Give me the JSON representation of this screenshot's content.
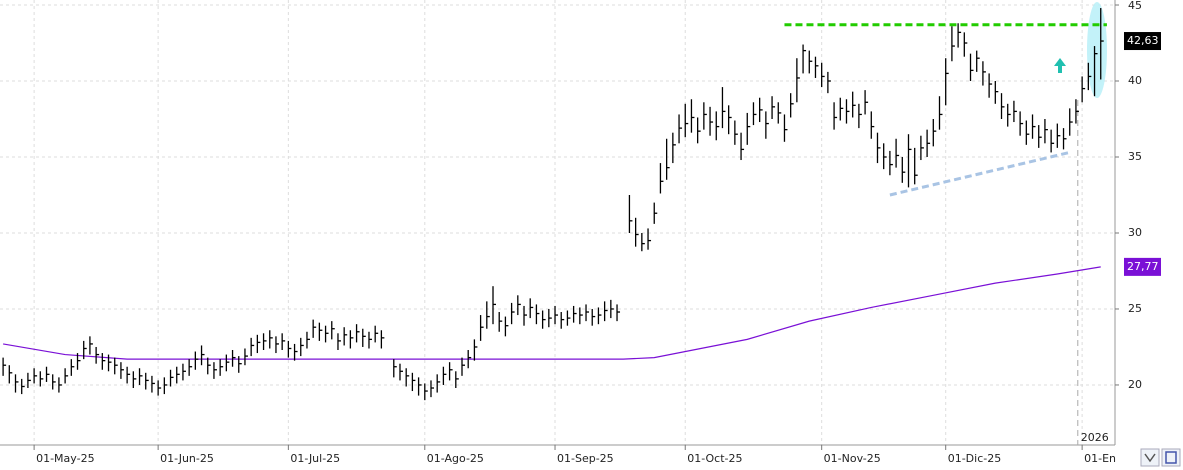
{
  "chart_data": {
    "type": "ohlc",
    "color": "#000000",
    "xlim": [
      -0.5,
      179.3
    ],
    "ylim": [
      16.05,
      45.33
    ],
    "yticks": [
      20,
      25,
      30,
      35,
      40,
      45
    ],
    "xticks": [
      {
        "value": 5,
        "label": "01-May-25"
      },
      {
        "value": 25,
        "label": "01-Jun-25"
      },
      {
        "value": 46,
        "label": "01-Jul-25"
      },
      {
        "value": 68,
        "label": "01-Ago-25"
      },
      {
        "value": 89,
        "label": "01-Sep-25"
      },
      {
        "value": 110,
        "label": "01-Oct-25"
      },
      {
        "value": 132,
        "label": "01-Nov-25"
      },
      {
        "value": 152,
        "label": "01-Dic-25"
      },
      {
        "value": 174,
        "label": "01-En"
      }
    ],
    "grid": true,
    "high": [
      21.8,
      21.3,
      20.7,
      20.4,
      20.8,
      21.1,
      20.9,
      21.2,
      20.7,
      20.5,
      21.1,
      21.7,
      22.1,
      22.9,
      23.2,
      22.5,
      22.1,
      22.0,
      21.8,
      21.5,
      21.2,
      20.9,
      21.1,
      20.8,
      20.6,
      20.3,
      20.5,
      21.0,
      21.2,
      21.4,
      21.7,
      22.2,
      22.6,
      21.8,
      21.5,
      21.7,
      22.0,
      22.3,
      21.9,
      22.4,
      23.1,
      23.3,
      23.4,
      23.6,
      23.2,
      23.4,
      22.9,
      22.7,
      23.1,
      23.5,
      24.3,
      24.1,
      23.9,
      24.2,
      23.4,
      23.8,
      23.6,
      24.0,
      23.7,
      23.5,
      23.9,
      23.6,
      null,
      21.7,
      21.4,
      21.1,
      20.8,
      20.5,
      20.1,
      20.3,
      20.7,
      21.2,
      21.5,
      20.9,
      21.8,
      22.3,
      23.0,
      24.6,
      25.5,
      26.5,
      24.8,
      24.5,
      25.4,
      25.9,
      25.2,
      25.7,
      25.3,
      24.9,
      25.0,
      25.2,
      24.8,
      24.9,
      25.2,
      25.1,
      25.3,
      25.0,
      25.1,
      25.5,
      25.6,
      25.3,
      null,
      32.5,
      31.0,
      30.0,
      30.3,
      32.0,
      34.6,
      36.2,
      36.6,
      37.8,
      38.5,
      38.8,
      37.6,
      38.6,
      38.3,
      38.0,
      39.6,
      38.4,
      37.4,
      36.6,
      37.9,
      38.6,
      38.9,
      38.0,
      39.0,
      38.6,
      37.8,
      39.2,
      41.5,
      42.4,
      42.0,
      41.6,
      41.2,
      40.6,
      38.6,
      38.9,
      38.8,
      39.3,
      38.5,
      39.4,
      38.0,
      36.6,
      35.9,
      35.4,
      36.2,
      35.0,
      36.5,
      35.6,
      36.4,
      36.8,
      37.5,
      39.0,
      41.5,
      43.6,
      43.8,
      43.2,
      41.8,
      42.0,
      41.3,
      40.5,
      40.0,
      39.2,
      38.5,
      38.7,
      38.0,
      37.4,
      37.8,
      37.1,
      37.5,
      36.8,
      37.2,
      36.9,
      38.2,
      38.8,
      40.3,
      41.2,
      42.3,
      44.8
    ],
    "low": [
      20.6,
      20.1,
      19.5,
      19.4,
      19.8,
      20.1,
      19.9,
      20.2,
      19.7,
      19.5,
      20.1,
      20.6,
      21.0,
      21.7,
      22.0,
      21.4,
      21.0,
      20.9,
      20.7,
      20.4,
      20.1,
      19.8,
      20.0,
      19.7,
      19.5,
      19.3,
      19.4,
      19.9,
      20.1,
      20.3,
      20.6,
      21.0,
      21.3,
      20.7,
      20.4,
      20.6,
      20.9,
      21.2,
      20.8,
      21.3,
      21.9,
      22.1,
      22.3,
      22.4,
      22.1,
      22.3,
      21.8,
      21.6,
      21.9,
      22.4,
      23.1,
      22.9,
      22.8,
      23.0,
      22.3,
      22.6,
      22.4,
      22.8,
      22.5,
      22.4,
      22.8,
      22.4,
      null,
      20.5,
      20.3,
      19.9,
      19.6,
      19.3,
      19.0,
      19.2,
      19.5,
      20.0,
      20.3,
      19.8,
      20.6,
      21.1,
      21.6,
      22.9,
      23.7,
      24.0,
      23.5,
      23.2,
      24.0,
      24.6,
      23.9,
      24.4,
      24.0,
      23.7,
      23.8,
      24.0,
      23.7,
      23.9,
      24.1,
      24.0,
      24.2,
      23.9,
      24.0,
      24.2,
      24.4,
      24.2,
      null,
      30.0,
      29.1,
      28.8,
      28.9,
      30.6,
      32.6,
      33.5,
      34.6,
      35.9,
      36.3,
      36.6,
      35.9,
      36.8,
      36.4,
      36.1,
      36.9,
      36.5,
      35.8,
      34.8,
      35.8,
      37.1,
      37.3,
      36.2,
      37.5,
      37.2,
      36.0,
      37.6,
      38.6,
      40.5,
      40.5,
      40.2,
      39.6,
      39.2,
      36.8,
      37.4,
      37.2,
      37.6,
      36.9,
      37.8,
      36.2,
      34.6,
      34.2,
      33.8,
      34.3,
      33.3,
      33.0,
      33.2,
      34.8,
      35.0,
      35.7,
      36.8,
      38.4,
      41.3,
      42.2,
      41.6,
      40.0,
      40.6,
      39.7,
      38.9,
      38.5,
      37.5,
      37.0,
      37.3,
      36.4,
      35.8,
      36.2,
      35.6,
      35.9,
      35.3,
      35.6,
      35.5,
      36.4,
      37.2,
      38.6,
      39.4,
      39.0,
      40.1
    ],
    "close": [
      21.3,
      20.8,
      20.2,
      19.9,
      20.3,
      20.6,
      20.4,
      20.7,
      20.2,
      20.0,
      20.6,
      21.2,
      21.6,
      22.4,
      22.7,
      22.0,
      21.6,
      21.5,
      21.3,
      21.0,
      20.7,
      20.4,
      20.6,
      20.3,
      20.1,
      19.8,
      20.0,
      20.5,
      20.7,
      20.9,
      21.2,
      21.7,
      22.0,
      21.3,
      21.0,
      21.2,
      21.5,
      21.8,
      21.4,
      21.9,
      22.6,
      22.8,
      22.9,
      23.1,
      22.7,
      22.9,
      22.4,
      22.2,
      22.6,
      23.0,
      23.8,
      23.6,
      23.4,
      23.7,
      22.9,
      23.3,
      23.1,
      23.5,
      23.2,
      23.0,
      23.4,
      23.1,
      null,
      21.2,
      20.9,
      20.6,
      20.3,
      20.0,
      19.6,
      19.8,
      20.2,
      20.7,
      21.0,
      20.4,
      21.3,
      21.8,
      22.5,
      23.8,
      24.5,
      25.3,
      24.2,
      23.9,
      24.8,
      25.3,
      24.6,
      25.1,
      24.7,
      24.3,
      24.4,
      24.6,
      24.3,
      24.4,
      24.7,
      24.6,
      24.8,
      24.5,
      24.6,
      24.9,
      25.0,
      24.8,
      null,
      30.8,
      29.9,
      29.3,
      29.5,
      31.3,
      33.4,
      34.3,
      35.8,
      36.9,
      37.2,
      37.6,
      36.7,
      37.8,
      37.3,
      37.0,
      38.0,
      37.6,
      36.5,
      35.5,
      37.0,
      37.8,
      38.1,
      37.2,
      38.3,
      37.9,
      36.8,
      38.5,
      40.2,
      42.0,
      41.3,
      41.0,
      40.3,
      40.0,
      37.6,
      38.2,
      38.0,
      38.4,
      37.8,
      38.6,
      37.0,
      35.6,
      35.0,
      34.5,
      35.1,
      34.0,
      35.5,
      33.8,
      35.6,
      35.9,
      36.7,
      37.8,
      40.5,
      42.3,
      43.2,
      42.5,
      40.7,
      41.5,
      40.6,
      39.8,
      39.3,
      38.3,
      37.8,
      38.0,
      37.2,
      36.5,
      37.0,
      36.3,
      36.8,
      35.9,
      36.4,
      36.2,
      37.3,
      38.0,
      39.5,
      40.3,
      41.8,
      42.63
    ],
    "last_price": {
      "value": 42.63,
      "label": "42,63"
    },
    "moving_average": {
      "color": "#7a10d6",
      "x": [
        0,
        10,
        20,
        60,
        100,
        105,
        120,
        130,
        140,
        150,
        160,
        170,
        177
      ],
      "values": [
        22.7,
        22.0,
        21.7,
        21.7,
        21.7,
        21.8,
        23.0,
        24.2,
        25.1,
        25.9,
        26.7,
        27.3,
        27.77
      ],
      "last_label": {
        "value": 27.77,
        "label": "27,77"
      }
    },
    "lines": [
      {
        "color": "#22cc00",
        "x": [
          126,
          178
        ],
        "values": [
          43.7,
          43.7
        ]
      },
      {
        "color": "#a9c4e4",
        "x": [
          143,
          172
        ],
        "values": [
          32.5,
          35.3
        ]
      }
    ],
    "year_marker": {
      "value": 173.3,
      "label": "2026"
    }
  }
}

Goal: In the entries above, find each line with the word "color" and copy it.

Answer in full:
    "color": "#000000",
      "color": "#7a10d6",
        "color": "#22cc00",
        "color": "#a9c4e4",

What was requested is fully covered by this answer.